══ Estratto del testo
Di Anna Paola Bellini

Con temperature record aumenta il rischio di colpi di calore. Ecco i consigli degli esperti per proteggere cani e gatti. Scopriamoli insieme. 

L’ondata di caldo che sta interessando l’Italia non mette a rischio solo le persone, ma anche gli animali domestici. Cani e gatti sono particolarmente vulnerabili alle alte temperature perché, a differenza degli esseri umani, non sudano e faticano molto di più a disperdere il calore. Per questo motivo veterinari e volontari invitano i proprietari ad adottare alcune semplici precauzioni che possono fare davvero la differenza.

Tra i consigli più utili ce n’è uno che richiede appena cinque secondi e che permette di capire se è sicuro portare il cane a passeggio.

La regola dei 5 secondi per evitare ustioni e colpi di calore

Durante le giornate più calde il pericolo non arriva soltanto dall’aria torrida, ma anche dall’asfalto, che può raggiungere temperature tali da provocare vere e proprie ustioni ai polpastrelli.

Come riportato da Primocanale.it, i veterinari suggeriscono una prova molto semplice: appoggiare il dorso della mano sull’asfalto. Se non si riesce a mantenerlo a contatto con il terreno per almeno cinque secondi, significa che è troppo caldo anche per il cane. In questo caso è meglio rimandare la passeggiata oppure scegliere percorsi erbosi e ombreggiati.

Le uscite dovrebbero essere concentrate nelle prime ore del mattino e dopo il tramonto, limitando durante la giornata soltanto le passeggiate indispensabili per i bisogni.

Anche il colpo di calore rappresenta un’emergenza da non sottovalutare. I sintomi più frequenti sono respiro molto affannoso, salivazione abbondante, lingua gonfia, debolezza, vomito e, nei casi più gravi, collasso. Se compaiono questi segnali è fondamentale raffreddare gradualmente l’animale con acqua fresca (non ghiacciata) e contattare immediatamente un veterinario.

Come aiutare cani e gatti ad affrontare il caldo

Le strutture che ospitano animali stanno già adottando diverse soluzioni per proteggerli. Al canile comunale di Ferrara, ad esempio, vengono utilizzate piscine, vasche d’acqua nei box, grandi ombrelloni e passeggiate concentrate nelle ore più fresche della giornata. Particolare attenzione viene riservata agli animali anziani, che sono più esposti ai colpi di calore. Anche nel gattile i volontari utilizzano ventilatori, bagnano regolarmente gli spazi esterni e tengono i cuccioli nelle abitazioni delle balie volontarie, dove possono restare in un ambiente più fresco.
════
══ Elenco dei dati
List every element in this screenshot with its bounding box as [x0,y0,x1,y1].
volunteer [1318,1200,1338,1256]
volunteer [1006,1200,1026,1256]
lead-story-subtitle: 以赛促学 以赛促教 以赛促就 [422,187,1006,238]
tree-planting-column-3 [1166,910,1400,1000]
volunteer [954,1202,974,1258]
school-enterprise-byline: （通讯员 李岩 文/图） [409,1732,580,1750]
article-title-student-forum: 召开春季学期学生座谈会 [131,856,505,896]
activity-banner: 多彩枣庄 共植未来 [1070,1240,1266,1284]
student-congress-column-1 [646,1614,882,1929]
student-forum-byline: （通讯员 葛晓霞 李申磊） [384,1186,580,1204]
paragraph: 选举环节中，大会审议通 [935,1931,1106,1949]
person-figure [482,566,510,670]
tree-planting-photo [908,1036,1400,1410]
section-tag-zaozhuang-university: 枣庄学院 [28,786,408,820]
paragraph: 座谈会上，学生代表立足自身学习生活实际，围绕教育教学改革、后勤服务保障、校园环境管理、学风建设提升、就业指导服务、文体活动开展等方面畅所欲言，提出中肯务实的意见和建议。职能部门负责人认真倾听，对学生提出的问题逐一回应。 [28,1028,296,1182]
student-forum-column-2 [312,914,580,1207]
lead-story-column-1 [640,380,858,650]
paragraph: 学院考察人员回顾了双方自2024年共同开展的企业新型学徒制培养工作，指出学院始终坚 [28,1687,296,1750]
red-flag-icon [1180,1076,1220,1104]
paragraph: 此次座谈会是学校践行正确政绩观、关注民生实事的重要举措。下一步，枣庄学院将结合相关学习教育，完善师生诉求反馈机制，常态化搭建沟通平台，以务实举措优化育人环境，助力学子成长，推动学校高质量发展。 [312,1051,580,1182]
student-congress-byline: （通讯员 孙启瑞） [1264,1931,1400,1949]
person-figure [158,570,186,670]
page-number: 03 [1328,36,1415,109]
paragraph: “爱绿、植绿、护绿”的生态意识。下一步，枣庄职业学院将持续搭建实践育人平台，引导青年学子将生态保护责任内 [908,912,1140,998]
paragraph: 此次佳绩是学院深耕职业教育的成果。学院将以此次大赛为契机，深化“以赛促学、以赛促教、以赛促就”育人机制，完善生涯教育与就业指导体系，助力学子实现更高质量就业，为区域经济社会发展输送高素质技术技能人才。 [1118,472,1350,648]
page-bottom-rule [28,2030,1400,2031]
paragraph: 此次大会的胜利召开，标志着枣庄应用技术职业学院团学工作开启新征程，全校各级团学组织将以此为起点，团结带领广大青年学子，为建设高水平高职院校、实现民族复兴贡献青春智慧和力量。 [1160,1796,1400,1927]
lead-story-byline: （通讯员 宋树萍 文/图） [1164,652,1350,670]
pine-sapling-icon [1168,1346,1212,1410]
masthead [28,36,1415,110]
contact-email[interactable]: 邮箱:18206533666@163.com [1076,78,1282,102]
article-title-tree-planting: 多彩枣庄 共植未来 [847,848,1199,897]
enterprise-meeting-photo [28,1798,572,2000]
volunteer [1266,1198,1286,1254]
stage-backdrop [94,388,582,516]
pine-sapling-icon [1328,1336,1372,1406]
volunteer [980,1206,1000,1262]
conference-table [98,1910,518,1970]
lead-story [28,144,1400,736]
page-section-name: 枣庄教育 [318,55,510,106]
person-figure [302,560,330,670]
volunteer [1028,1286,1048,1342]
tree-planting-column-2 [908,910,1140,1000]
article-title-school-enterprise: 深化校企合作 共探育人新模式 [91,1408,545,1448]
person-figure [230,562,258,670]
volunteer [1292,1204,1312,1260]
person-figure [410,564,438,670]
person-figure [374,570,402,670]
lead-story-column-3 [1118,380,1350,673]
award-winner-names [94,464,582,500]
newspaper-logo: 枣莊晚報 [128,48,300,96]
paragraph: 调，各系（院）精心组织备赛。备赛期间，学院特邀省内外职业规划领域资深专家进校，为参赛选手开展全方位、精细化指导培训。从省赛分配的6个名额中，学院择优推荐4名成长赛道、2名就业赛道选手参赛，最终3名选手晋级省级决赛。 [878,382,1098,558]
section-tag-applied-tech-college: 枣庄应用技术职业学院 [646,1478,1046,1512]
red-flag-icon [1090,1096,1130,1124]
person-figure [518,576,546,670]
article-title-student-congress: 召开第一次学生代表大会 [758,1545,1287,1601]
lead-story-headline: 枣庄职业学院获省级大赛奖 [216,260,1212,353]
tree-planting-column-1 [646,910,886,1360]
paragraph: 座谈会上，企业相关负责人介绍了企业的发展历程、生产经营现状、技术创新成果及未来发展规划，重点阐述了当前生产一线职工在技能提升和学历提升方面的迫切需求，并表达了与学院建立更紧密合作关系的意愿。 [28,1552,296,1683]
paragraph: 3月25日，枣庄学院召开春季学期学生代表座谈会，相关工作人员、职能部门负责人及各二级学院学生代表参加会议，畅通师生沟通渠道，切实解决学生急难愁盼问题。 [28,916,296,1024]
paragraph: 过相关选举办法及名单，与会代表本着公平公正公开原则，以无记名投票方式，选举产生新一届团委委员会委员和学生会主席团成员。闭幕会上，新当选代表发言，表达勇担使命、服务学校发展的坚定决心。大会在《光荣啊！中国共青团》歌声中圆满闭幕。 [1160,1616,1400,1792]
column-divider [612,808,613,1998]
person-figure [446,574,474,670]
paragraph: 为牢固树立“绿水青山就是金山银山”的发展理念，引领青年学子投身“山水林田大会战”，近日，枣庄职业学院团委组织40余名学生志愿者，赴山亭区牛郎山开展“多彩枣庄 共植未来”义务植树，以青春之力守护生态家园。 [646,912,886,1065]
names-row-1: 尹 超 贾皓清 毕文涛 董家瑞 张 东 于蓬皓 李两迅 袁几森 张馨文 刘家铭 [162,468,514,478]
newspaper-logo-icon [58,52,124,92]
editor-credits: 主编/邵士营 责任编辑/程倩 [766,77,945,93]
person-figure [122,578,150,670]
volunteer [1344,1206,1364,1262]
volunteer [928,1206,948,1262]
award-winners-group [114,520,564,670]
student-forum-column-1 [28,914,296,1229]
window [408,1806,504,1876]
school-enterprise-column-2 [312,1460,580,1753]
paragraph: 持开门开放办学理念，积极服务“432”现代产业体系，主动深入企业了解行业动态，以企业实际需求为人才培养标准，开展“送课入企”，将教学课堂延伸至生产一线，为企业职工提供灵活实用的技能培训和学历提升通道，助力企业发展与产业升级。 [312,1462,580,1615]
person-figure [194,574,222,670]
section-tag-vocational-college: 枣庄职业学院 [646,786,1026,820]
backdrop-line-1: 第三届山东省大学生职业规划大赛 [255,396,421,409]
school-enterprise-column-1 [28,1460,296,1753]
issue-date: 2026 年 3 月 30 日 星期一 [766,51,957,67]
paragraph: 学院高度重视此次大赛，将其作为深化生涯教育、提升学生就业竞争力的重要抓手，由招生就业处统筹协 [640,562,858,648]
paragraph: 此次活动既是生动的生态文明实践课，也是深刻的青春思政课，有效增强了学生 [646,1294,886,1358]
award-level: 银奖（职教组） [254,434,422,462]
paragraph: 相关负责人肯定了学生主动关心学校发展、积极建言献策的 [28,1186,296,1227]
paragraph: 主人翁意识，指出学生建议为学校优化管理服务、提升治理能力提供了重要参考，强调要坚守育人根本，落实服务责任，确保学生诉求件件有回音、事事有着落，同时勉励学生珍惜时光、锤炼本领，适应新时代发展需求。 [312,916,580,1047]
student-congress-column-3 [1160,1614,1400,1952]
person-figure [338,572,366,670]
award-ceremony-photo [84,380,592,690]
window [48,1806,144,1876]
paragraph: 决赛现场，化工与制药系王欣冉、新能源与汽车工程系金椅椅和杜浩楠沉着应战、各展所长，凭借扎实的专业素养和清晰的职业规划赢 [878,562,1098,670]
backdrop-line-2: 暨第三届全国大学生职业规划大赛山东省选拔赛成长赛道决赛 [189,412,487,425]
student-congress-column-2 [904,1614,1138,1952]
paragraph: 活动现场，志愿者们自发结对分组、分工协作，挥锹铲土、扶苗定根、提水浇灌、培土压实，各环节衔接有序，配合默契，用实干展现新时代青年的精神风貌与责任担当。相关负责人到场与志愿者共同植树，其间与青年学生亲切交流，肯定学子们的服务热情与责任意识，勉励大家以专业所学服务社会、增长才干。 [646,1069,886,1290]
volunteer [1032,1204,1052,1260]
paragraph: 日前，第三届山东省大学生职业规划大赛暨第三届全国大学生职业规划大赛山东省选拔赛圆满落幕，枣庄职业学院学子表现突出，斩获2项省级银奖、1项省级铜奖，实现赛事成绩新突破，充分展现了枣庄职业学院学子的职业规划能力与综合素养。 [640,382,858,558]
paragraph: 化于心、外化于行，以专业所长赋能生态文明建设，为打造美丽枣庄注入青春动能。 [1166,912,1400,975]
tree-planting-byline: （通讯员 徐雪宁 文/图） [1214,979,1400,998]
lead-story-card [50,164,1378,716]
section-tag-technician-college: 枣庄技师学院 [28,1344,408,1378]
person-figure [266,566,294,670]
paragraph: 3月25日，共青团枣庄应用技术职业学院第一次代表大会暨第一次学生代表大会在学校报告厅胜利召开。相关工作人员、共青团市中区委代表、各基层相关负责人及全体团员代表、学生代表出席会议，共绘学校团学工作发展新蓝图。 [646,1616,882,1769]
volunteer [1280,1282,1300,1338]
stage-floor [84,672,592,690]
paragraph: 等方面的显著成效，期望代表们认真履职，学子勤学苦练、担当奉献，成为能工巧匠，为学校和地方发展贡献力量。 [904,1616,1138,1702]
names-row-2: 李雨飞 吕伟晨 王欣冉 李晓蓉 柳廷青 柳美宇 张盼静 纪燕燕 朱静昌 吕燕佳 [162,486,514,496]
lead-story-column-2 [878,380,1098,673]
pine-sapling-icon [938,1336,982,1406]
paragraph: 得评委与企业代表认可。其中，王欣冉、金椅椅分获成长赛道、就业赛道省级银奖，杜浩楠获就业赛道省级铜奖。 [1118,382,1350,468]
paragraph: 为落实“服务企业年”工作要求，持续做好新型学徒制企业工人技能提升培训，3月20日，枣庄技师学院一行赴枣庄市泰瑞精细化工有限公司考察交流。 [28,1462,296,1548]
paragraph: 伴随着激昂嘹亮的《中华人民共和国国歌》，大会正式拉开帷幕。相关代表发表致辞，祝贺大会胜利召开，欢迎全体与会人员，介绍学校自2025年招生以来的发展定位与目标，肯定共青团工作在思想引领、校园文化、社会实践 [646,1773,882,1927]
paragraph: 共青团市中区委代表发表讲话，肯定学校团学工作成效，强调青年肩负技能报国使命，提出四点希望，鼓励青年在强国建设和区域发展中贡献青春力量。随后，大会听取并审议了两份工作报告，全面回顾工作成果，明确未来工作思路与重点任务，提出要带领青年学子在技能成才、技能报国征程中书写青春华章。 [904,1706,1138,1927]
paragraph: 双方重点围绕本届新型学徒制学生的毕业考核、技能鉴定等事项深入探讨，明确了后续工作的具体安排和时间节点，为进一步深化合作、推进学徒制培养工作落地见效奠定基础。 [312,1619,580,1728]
════
Consegne:
[1] Trascrivi dall'estratto sul caldo e gli animali domestici il passo compreso tra "La regola dei" e "erbosi e ombreggiati.", estremi inclusi.
[2] Rispondi a queste domande sull'estratto sul caldo e gli animali domestici:
(a) Per quanto tempo, almeno, si deve riuscire a tenere il dorso della mano sull'asfalto?
(b) A quali animali il canile comunale di Ferrara riserva particolare attenzione?
(c) Con che tipo di acqua va raffreddato l'animale colpito da colpo di calore?
[3] Secondo l'estratto sul caldo e gli animali domestici, perché cani e gatti sono particolarmente vulnerabili alle alte temperature? Rispondi in una o due frasi.

Soluzioni:
[1]
La regola dei 5 secondi per evitare ustioni e colpi di calore

Durante le giornate più calde il pericolo non arriva soltanto dall’aria torrida, ma anche dall’asfalto, che può raggiungere temperature tali da provocare vere e proprie ustioni ai polpastrelli.

Come riportato da Primocanale.it, i veterinari suggeriscono una prova molto semplice: appoggiare il dorso della mano sull’asfalto. Se non si riesce a mantenerlo a contatto con il terreno per almeno cinque secondi, significa che è troppo caldo anche per il cane. In questo caso è meglio rimandare la passeggiata oppure scegliere percorsi erbosi e ombreggiati.

[2]
(a) Almeno cinque secondi.
(b) Agli animali anziani.
(c) Con acqua fresca, non ghiacciata.

[3] A differenza degli esseri umani, cani e gatti non sudano. Per questo faticano molto di più a disperdere il calore.